[Records excerpted from a collection]
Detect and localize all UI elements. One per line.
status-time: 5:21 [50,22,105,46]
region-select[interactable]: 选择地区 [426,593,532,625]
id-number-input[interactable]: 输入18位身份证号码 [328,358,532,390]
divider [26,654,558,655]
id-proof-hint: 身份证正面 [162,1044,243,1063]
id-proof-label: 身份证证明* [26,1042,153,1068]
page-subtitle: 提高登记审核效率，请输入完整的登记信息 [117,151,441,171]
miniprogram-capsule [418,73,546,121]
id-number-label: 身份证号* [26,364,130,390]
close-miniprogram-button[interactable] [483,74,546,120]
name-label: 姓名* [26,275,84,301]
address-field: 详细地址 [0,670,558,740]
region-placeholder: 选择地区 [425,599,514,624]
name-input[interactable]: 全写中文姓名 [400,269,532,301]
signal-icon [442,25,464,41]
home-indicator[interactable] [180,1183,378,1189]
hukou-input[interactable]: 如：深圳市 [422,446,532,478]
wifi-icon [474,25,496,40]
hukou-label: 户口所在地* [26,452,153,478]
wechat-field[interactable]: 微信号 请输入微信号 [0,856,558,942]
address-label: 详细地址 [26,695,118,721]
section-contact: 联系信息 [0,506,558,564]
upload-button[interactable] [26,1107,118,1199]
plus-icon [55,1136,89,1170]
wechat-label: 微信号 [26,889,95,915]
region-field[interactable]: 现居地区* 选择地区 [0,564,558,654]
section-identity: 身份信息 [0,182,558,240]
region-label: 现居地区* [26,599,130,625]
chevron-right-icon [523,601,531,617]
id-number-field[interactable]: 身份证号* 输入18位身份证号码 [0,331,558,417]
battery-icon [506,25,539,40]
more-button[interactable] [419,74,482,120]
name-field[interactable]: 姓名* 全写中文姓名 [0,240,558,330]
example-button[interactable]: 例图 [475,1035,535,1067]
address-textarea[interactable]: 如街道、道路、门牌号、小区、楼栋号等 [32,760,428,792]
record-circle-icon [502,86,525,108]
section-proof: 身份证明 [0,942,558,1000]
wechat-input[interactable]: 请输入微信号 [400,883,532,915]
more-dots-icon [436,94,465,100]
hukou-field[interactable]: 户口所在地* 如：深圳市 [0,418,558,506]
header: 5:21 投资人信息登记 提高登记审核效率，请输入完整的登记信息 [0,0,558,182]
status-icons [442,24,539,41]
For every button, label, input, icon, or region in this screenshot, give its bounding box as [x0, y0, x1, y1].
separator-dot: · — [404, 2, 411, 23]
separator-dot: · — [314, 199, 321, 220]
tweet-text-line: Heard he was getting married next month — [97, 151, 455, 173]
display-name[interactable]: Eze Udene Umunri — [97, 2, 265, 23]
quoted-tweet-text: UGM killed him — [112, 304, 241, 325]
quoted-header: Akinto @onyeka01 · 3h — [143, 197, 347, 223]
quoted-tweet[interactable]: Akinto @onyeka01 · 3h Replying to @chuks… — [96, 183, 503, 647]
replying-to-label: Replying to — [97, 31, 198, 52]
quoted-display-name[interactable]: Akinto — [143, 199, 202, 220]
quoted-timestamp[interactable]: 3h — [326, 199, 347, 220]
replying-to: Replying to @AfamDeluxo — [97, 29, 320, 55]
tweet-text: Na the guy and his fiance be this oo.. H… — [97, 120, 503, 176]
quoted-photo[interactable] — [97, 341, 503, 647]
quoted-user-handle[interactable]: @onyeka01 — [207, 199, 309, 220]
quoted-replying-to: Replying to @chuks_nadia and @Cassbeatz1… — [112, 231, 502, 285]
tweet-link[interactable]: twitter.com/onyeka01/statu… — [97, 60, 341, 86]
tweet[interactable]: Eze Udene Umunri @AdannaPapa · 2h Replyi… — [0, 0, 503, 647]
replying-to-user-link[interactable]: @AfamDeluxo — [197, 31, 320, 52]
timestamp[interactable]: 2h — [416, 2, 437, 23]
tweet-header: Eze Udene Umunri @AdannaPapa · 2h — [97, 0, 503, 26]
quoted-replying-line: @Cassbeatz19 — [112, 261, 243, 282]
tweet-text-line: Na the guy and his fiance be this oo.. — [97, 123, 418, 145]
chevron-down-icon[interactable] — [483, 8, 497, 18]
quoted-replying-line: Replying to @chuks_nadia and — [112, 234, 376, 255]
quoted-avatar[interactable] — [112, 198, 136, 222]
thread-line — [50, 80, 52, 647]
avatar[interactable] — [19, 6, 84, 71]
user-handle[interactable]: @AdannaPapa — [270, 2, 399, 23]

(To be done)
Please repeat the items above with "interactable" replaced by "clickable" wherever it occurs, keeping everything else the same.

(Finished answer)
Detect and localize all UI elements. One per line.
status-time: 5:21 [50,22,105,46]
region-select[clickable]: 选择地区 [426,593,532,625]
id-number-input[clickable]: 输入18位身份证号码 [328,358,532,390]
divider [26,654,558,655]
id-proof-hint: 身份证正面 [162,1044,243,1063]
id-proof-label: 身份证证明* [26,1042,153,1068]
page-subtitle: 提高登记审核效率，请输入完整的登记信息 [117,151,441,171]
miniprogram-capsule [418,73,546,121]
id-number-label: 身份证号* [26,364,130,390]
close-miniprogram-button[clickable] [483,74,546,120]
name-label: 姓名* [26,275,84,301]
address-field: 详细地址 [0,670,558,740]
region-placeholder: 选择地区 [425,599,514,624]
name-input[clickable]: 全写中文姓名 [400,269,532,301]
signal-icon [442,25,464,41]
home-indicator[clickable] [180,1183,378,1189]
hukou-input[clickable]: 如：深圳市 [422,446,532,478]
wifi-icon [474,25,496,40]
hukou-label: 户口所在地* [26,452,153,478]
wechat-field[clickable]: 微信号 请输入微信号 [0,856,558,942]
address-label: 详细地址 [26,695,118,721]
section-contact: 联系信息 [0,506,558,564]
upload-button[clickable] [26,1107,118,1199]
plus-icon [55,1136,89,1170]
wechat-label: 微信号 [26,889,95,915]
region-field[clickable]: 现居地区* 选择地区 [0,564,558,654]
section-identity: 身份信息 [0,182,558,240]
region-label: 现居地区* [26,599,130,625]
chevron-right-icon [523,601,531,617]
id-number-field[clickable]: 身份证号* 输入18位身份证号码 [0,331,558,417]
battery-icon [506,25,539,40]
more-button[clickable] [419,74,482,120]
name-field[clickable]: 姓名* 全写中文姓名 [0,240,558,330]
example-button[clickable]: 例图 [475,1035,535,1067]
address-textarea[clickable]: 如街道、道路、门牌号、小区、楼栋号等 [32,760,428,792]
record-circle-icon [502,86,525,108]
section-proof: 身份证明 [0,942,558,1000]
wechat-input[clickable]: 请输入微信号 [400,883,532,915]
more-dots-icon [436,94,465,100]
hukou-field[clickable]: 户口所在地* 如：深圳市 [0,418,558,506]
header: 5:21 投资人信息登记 提高登记审核效率，请输入完整的登记信息 [0,0,558,182]
status-icons [442,24,539,41]
For every button, label, input, icon, or region in this screenshot, give its bounding box as [x0, y0, x1, y1].
separator-dot: · — [404, 2, 411, 23]
separator-dot: · — [314, 199, 321, 220]
tweet-text-line: Heard he was getting married next month — [97, 151, 455, 173]
display-name[clickable]: Eze Udene Umunri — [97, 2, 265, 23]
quoted-tweet-text: UGM killed him — [112, 304, 241, 325]
quoted-header: Akinto @onyeka01 · 3h — [143, 197, 347, 223]
quoted-tweet[clickable]: Akinto @onyeka01 · 3h Replying to @chuks… — [96, 183, 503, 647]
replying-to-label: Replying to — [97, 31, 198, 52]
quoted-display-name[clickable]: Akinto — [143, 199, 202, 220]
quoted-timestamp[clickable]: 3h — [326, 199, 347, 220]
replying-to: Replying to @AfamDeluxo — [97, 29, 320, 55]
tweet-text: Na the guy and his fiance be this oo.. H… — [97, 120, 503, 176]
quoted-photo[clickable] — [97, 341, 503, 647]
quoted-user-handle[clickable]: @onyeka01 — [207, 199, 309, 220]
quoted-replying-to: Replying to @chuks_nadia and @Cassbeatz1… — [112, 231, 502, 285]
tweet-link[clickable]: twitter.com/onyeka01/statu… — [97, 60, 341, 86]
tweet[clickable]: Eze Udene Umunri @AdannaPapa · 2h Replyi… — [0, 0, 503, 647]
replying-to-user-link[clickable]: @AfamDeluxo — [197, 31, 320, 52]
timestamp[clickable]: 2h — [416, 2, 437, 23]
tweet-header: Eze Udene Umunri @AdannaPapa · 2h — [97, 0, 503, 26]
quoted-replying-line: @Cassbeatz19 — [112, 261, 243, 282]
tweet-text-line: Na the guy and his fiance be this oo.. — [97, 123, 418, 145]
chevron-down-icon[clickable] — [483, 8, 497, 18]
quoted-replying-line: Replying to @chuks_nadia and — [112, 234, 376, 255]
quoted-avatar[clickable] — [112, 198, 136, 222]
thread-line — [50, 80, 52, 647]
avatar[clickable] — [19, 6, 84, 71]
user-handle[clickable]: @AdannaPapa — [270, 2, 399, 23]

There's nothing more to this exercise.